From the entries that follow, pick out all lines holding "Configuration".

- Material for this task:
----

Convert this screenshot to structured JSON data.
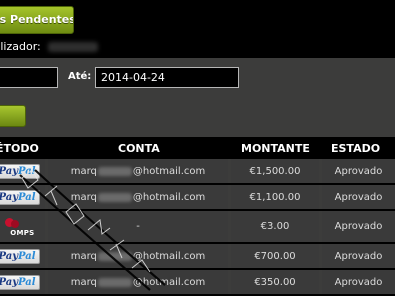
{
  "header": {
    "tab_label": "ntos Pendentes",
    "user_label": "tilizador:"
  },
  "filter": {
    "ate_label": "Até:",
    "date_to": "2014-04-24"
  },
  "table": {
    "columns": [
      "ÉTODO",
      "CONTA",
      "MONTANTE",
      "ESTADO"
    ],
    "rows": [
      {
        "method_logo": "PayPal",
        "account_prefix": "marq",
        "account_suffix": "@hotmail.com",
        "amount": "€1,500.00",
        "status": "Aprovado"
      },
      {
        "method_logo": "PayPal",
        "account_prefix": "marq",
        "account_suffix": "@hotmail.com",
        "amount": "€1,100.00",
        "status": "Aprovado"
      },
      {
        "method_logo": "OMPS",
        "account_prefix": "-",
        "account_suffix": "",
        "amount": "€3.00",
        "status": "Aprovado"
      },
      {
        "method_logo": "PayPal",
        "account_prefix": "marq",
        "account_suffix": "@hotmail.com",
        "amount": "€700.00",
        "status": "Aprovado"
      },
      {
        "method_logo": "PayPal",
        "account_prefix": "marq",
        "account_suffix": "@hotmail.com",
        "amount": "€350.00",
        "status": "Aprovado"
      }
    ]
  },
  "logos": {
    "paypal_a": "Pay",
    "paypal_b": "Pal",
    "comps_word": "OMPS"
  },
  "colors": {
    "accent_green": "#8aae1c",
    "panel_gray": "#3c3c3b",
    "background": "#000000"
  }
}
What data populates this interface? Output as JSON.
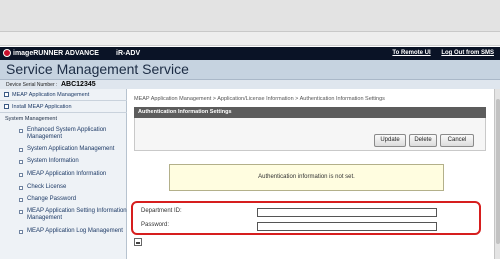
{
  "browser": {
    "address_value": "",
    "dropdown_arrow": "▼"
  },
  "header": {
    "brand": "imageRUNNER ADVANCE",
    "model": "iR-ADV",
    "links": [
      "To Remote UI",
      "Log Out from SMS"
    ],
    "title": "Service Management Service",
    "device_serial_label": "Device Serial Number :",
    "device_serial_value": "ABC12345"
  },
  "sidebar": {
    "top_items": [
      "MEAP Application Management",
      "Install MEAP Application"
    ],
    "section_heading": "System Management",
    "sub_items": [
      "Enhanced System Application Management",
      "System Application Management",
      "System Information",
      "MEAP Application Information",
      "Check License",
      "Change Password",
      "MEAP Application Setting Information Management",
      "MEAP Application Log Management"
    ]
  },
  "main": {
    "breadcrumb": "MEAP Application Management > Application/License Information > Authentication Information Settings",
    "panel_title": "Authentication Information Settings",
    "buttons": {
      "update": "Update",
      "delete": "Delete",
      "cancel": "Cancel"
    },
    "message": "Authentication information is not set.",
    "department_label": "Department ID:",
    "password_label": "Password:",
    "department_value": "",
    "password_value": ""
  },
  "colors": {
    "accent": "#d61e1e",
    "header_dark": "#0a1326",
    "panel_head": "#5c5c5c"
  }
}
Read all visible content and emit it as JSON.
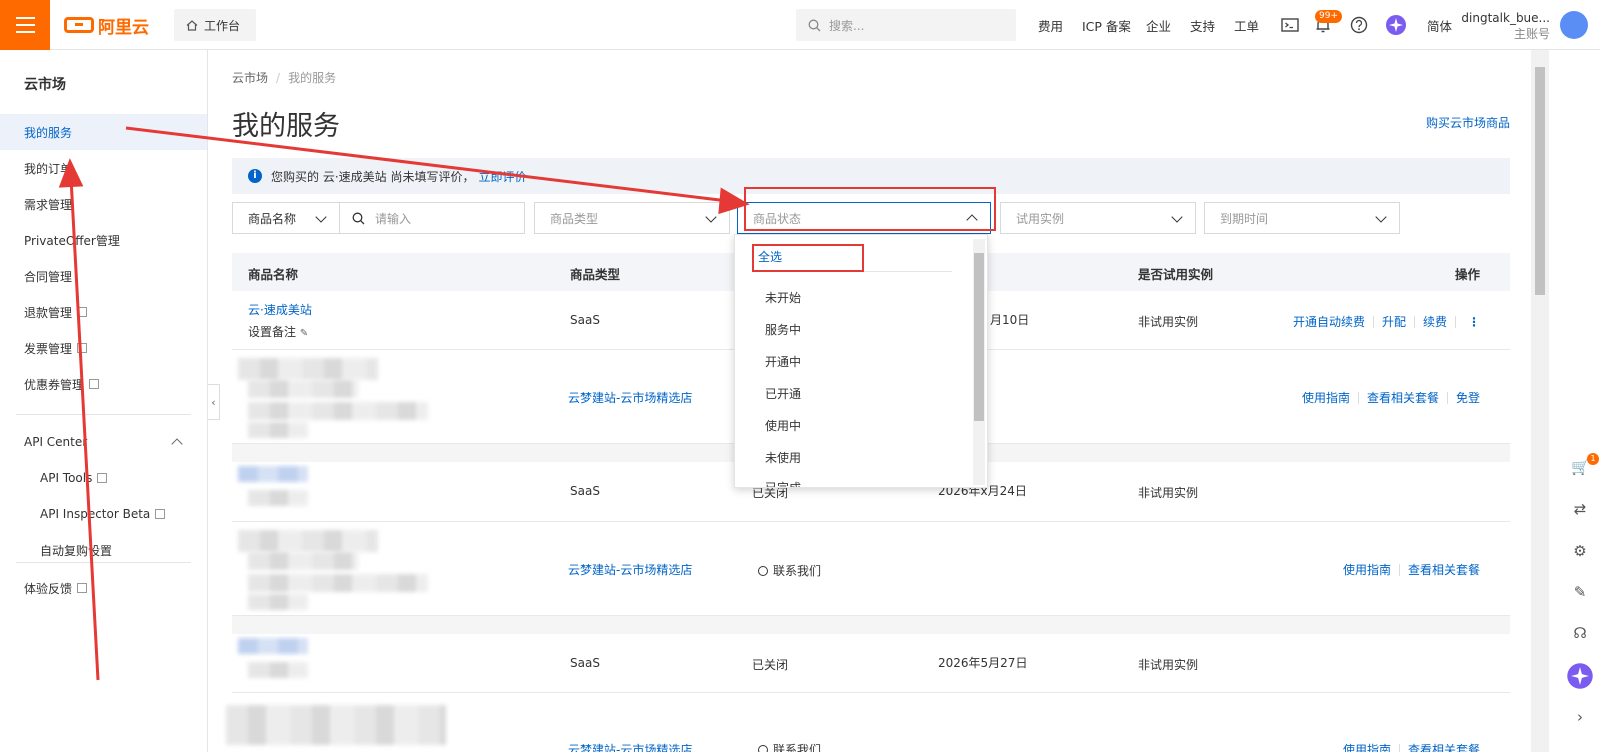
{
  "header": {
    "logo_text": "阿里云",
    "workbench_label": "工作台",
    "search_placeholder": "搜索...",
    "nav": [
      "费用",
      "ICP 备案",
      "企业",
      "支持",
      "工单"
    ],
    "notification_badge": "99+",
    "language": "简体",
    "username": "dingtalk_bue...",
    "account_type": "主账号"
  },
  "sidebar": {
    "title": "云市场",
    "items": [
      {
        "label": "我的服务",
        "active": true
      },
      {
        "label": "我的订单"
      },
      {
        "label": "需求管理"
      },
      {
        "label": "PrivateOffer管理"
      },
      {
        "label": "合同管理"
      },
      {
        "label": "退款管理",
        "external": true
      },
      {
        "label": "发票管理",
        "external": true
      },
      {
        "label": "优惠券管理",
        "external": true
      }
    ],
    "group": {
      "label": "API Center",
      "children": [
        {
          "label": "API Tools",
          "external": true
        },
        {
          "label": "API Inspector Beta",
          "external": true
        },
        {
          "label": "自动复购设置"
        }
      ]
    },
    "feedback": "体验反馈"
  },
  "breadcrumb": [
    "云市场",
    "我的服务"
  ],
  "page_title": "我的服务",
  "buy_link": "购买云市场商品",
  "notice": {
    "text": "您购买的 云·速成美站 尚未填写评价，",
    "link": "立即评价"
  },
  "filters": {
    "name_select": "商品名称",
    "name_placeholder": "请输入",
    "type_placeholder": "商品类型",
    "status_placeholder": "商品状态",
    "trial_placeholder": "试用实例",
    "expire_placeholder": "到期时间"
  },
  "table": {
    "headers": {
      "name": "商品名称",
      "type": "商品类型",
      "trial": "是否试用实例",
      "actions": "操作"
    },
    "rows": [
      {
        "name": "云·速成美站",
        "note": "设置备注",
        "type": "SaaS",
        "expire": "月10日",
        "trial": "非试用实例",
        "actions": [
          "开通自动续费",
          "升配",
          "续费"
        ]
      },
      {
        "type": "云梦建站-云市场精选店",
        "actions": [
          "使用指南",
          "查看相关套餐",
          "免登"
        ]
      },
      {
        "type": "SaaS",
        "status": "已关闭",
        "expire": "2026年x月24日",
        "trial": "非试用实例"
      },
      {
        "type": "云梦建站-云市场精选店",
        "status": "联系我们",
        "actions": [
          "使用指南",
          "查看相关套餐"
        ]
      },
      {
        "type": "SaaS",
        "status": "已关闭",
        "expire": "2026年5月27日",
        "trial": "非试用实例"
      },
      {
        "type": "云梦建站-云市场精选店",
        "status": "联系我们",
        "actions": [
          "使用指南",
          "查看相关套餐"
        ]
      }
    ]
  },
  "status_dropdown": {
    "select_all": "全选",
    "options": [
      "未开始",
      "服务中",
      "开通中",
      "已开通",
      "使用中",
      "未使用",
      "已完成"
    ]
  },
  "right_toolbar": {
    "cart_badge": "1"
  },
  "colors": {
    "brand": "#ff6a00",
    "link": "#0064c8",
    "annotation": "#e53935"
  }
}
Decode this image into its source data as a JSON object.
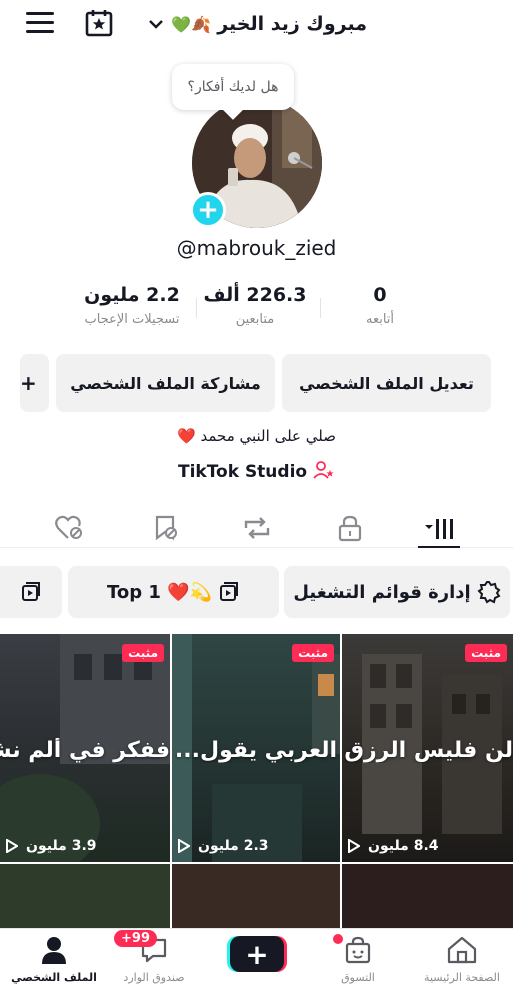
{
  "header": {
    "username": "مبروك زيد الخير",
    "username_emojis": "💚🍂"
  },
  "profile": {
    "thought_bubble": "هل لديك أفكار؟",
    "handle": "@mabrouk_zied",
    "stats": [
      {
        "value": "0",
        "label": "أتابعه"
      },
      {
        "value": "226.3 ألف",
        "label": "متابعين"
      },
      {
        "value": "2.2 مليون",
        "label": "تسجيلات الإعجاب"
      }
    ],
    "edit_button": "تعديل الملف الشخصي",
    "share_button": "مشاركة الملف الشخصي",
    "add_friend_button": "+",
    "bio": "صلي على النبي محمد ❤️",
    "studio_link": "TikTok Studio"
  },
  "tabs": [
    "videos-grid",
    "private-lock",
    "reposts",
    "favorites",
    "liked"
  ],
  "playlists": {
    "manage_label": "إدارة قوائم التشغيل",
    "top_playlist": "Top 1 ❤️💫"
  },
  "videos": [
    {
      "pinned": "مثبت",
      "caption": "لن فليس الرزق با",
      "views": "8.4 مليون"
    },
    {
      "pinned": "مثبت",
      "caption": "العربي يقول...",
      "views": "2.3 مليون"
    },
    {
      "pinned": "مثبت",
      "caption": "ففكر في ألم نشرح",
      "views": "3.9 مليون"
    }
  ],
  "nav": {
    "home": "الصفحة الرئيسية",
    "shop": "التسوق",
    "inbox": "صندوق الوارد",
    "inbox_badge": "+99",
    "profile": "الملف الشخصي"
  },
  "colors": {
    "accent_red": "#fe2c55",
    "accent_cyan": "#20d5ec",
    "text": "#161823",
    "button_bg": "#f1f1f2"
  }
}
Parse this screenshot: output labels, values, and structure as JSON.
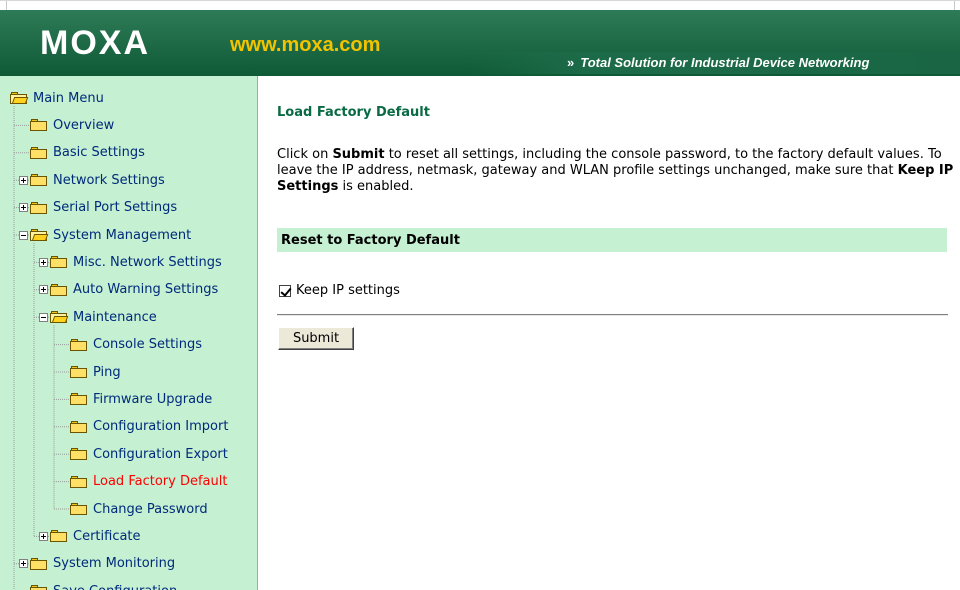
{
  "header": {
    "logo": "MOXA",
    "url": "www.moxa.com",
    "tagline": "Total Solution for Industrial Device Networking",
    "tagline_arrow": "»"
  },
  "sidebar": {
    "root": "Main Menu",
    "items": [
      {
        "label": "Overview",
        "depth": 1,
        "expander": "none",
        "open": false
      },
      {
        "label": "Basic Settings",
        "depth": 1,
        "expander": "none",
        "open": false
      },
      {
        "label": "Network Settings",
        "depth": 1,
        "expander": "plus",
        "open": false
      },
      {
        "label": "Serial Port Settings",
        "depth": 1,
        "expander": "plus",
        "open": false
      },
      {
        "label": "System Management",
        "depth": 1,
        "expander": "minus",
        "open": true
      },
      {
        "label": "Misc. Network Settings",
        "depth": 2,
        "expander": "plus",
        "open": false
      },
      {
        "label": "Auto Warning Settings",
        "depth": 2,
        "expander": "plus",
        "open": false
      },
      {
        "label": "Maintenance",
        "depth": 2,
        "expander": "minus",
        "open": true
      },
      {
        "label": "Console Settings",
        "depth": 3,
        "expander": "none",
        "open": false
      },
      {
        "label": "Ping",
        "depth": 3,
        "expander": "none",
        "open": false
      },
      {
        "label": "Firmware Upgrade",
        "depth": 3,
        "expander": "none",
        "open": false
      },
      {
        "label": "Configuration Import",
        "depth": 3,
        "expander": "none",
        "open": false
      },
      {
        "label": "Configuration Export",
        "depth": 3,
        "expander": "none",
        "open": false
      },
      {
        "label": "Load Factory Default",
        "depth": 3,
        "expander": "none",
        "open": false,
        "active": true
      },
      {
        "label": "Change Password",
        "depth": 3,
        "expander": "none",
        "open": false
      },
      {
        "label": "Certificate",
        "depth": 2,
        "expander": "plus",
        "open": false
      },
      {
        "label": "System Monitoring",
        "depth": 1,
        "expander": "plus",
        "open": false
      },
      {
        "label": "Save Configuration",
        "depth": 1,
        "expander": "none",
        "open": false
      }
    ]
  },
  "main": {
    "title": "Load Factory Default",
    "description": {
      "p1": "Click on ",
      "b1": "Submit",
      "p2": " to reset all settings, including the console password, to the factory default values. To leave the IP address, netmask, gateway and WLAN profile settings unchanged, make sure that ",
      "b2": "Keep IP Settings",
      "p3": " is enabled."
    },
    "section_title": "Reset to Factory Default",
    "keep_ip_label": "Keep IP settings",
    "keep_ip_checked": true,
    "submit_label": "Submit"
  },
  "colors": {
    "header_green": "#0f5a36",
    "url_yellow": "#f2c400",
    "sidebar_bg": "#c5f0d2",
    "nav_text": "#002a7a",
    "active_red": "#ff0000",
    "title_green": "#0a6a43"
  }
}
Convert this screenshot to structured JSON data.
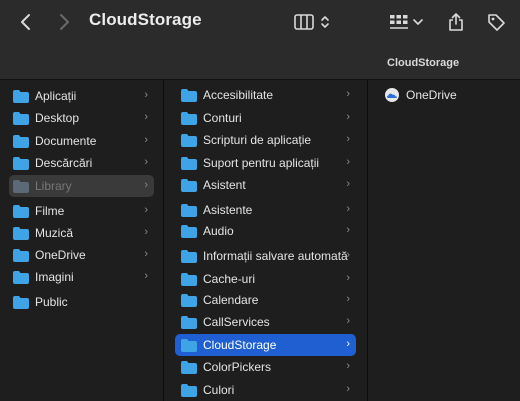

----

- Answer to the task:
        "label": "Configuration Import",
        "label": "Configuration Export",
        "label": "Save Configuration",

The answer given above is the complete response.